PROVIDED INFORMATION =>
»»
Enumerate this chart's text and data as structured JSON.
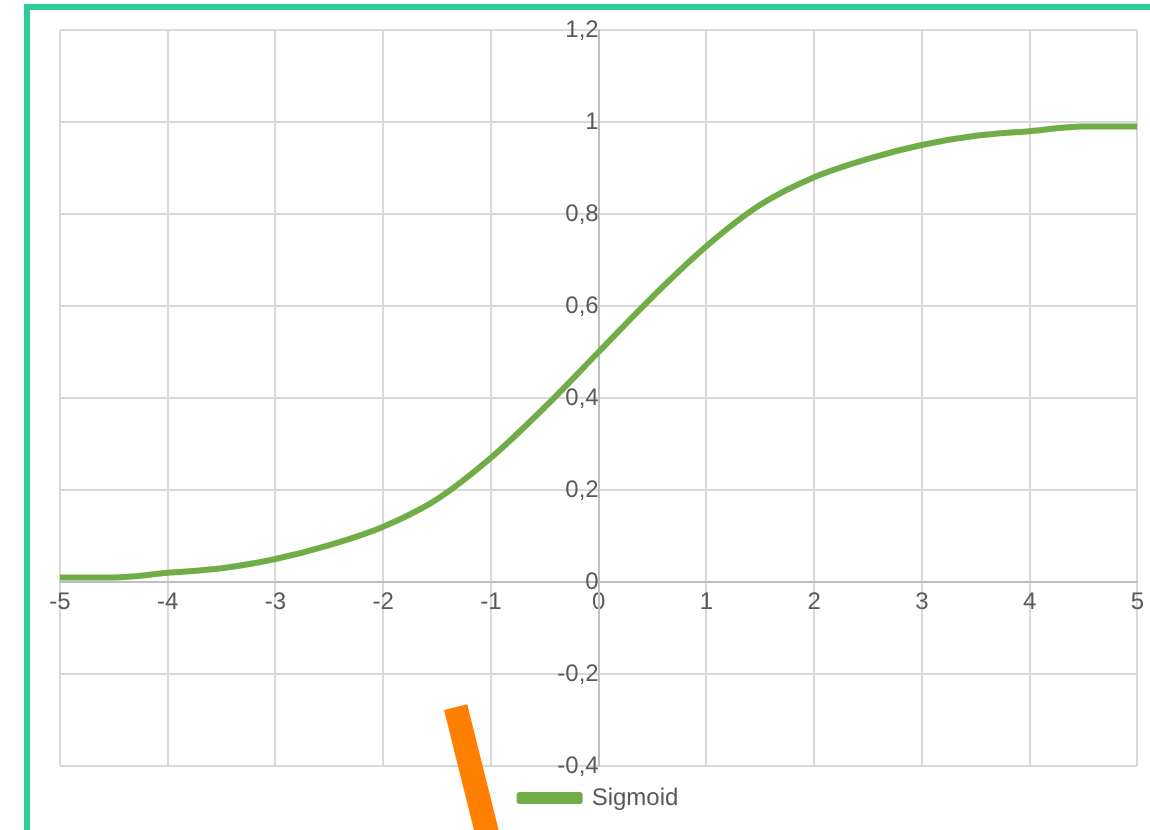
{
  "chart_data": {
    "type": "line",
    "x": [
      -5,
      -4.5,
      -4,
      -3.5,
      -3,
      -2.5,
      -2,
      -1.5,
      -1,
      -0.5,
      0,
      0.5,
      1,
      1.5,
      2,
      2.5,
      3,
      3.5,
      4,
      4.5,
      5
    ],
    "series": [
      {
        "name": "Sigmoid",
        "color": "#70ad47",
        "values": [
          0.01,
          0.01,
          0.02,
          0.03,
          0.05,
          0.08,
          0.12,
          0.18,
          0.27,
          0.38,
          0.5,
          0.62,
          0.73,
          0.82,
          0.88,
          0.92,
          0.95,
          0.97,
          0.98,
          0.99,
          0.99
        ]
      }
    ],
    "xlim": [
      -5,
      5
    ],
    "xticks": [
      -5,
      -4,
      -3,
      -2,
      -1,
      0,
      1,
      2,
      3,
      4,
      5
    ],
    "ylim": [
      -0.4,
      1.2
    ],
    "yticks": [
      {
        "value": -0.4,
        "label": "-0,4"
      },
      {
        "value": -0.2,
        "label": "-0,2"
      },
      0,
      {
        "value": 0.2,
        "label": "0,2"
      },
      {
        "value": 0.4,
        "label": "0,4"
      },
      {
        "value": 0.6,
        "label": "0,6"
      },
      {
        "value": 0.8,
        "label": "0,8"
      },
      1,
      {
        "value": 1.2,
        "label": "1,2"
      }
    ],
    "grid": true,
    "legend": "bottom",
    "marker": "none",
    "line_style": "solid"
  }
}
««
WRITTEN TASK =>
Pictures are not part of the copy; reproduce everything else in the records exactly.

SOLVED PROBLEM =>
Enumerate this chart's text and data as structured JSON.
{
  "chart_data": {
    "type": "line",
    "x": [
      -5,
      -4.5,
      -4,
      -3.5,
      -3,
      -2.5,
      -2,
      -1.5,
      -1,
      -0.5,
      0,
      0.5,
      1,
      1.5,
      2,
      2.5,
      3,
      3.5,
      4,
      4.5,
      5
    ],
    "series": [
      {
        "name": "Sigmoid",
        "color": "#70ad47",
        "values": [
          0.01,
          0.01,
          0.02,
          0.03,
          0.05,
          0.08,
          0.12,
          0.18,
          0.27,
          0.38,
          0.5,
          0.62,
          0.73,
          0.82,
          0.88,
          0.92,
          0.95,
          0.97,
          0.98,
          0.99,
          0.99
        ]
      }
    ],
    "xlim": [
      -5,
      5
    ],
    "xticks": [
      -5,
      -4,
      -3,
      -2,
      -1,
      0,
      1,
      2,
      3,
      4,
      5
    ],
    "ylim": [
      -0.4,
      1.2
    ],
    "yticks": [
      {
        "value": -0.4,
        "label": "-0,4"
      },
      {
        "value": -0.2,
        "label": "-0,2"
      },
      0,
      {
        "value": 0.2,
        "label": "0,2"
      },
      {
        "value": 0.4,
        "label": "0,4"
      },
      {
        "value": 0.6,
        "label": "0,6"
      },
      {
        "value": 0.8,
        "label": "0,8"
      },
      1,
      {
        "value": 1.2,
        "label": "1,2"
      }
    ],
    "grid": true,
    "legend": "bottom",
    "marker": "none",
    "line_style": "solid"
  }
}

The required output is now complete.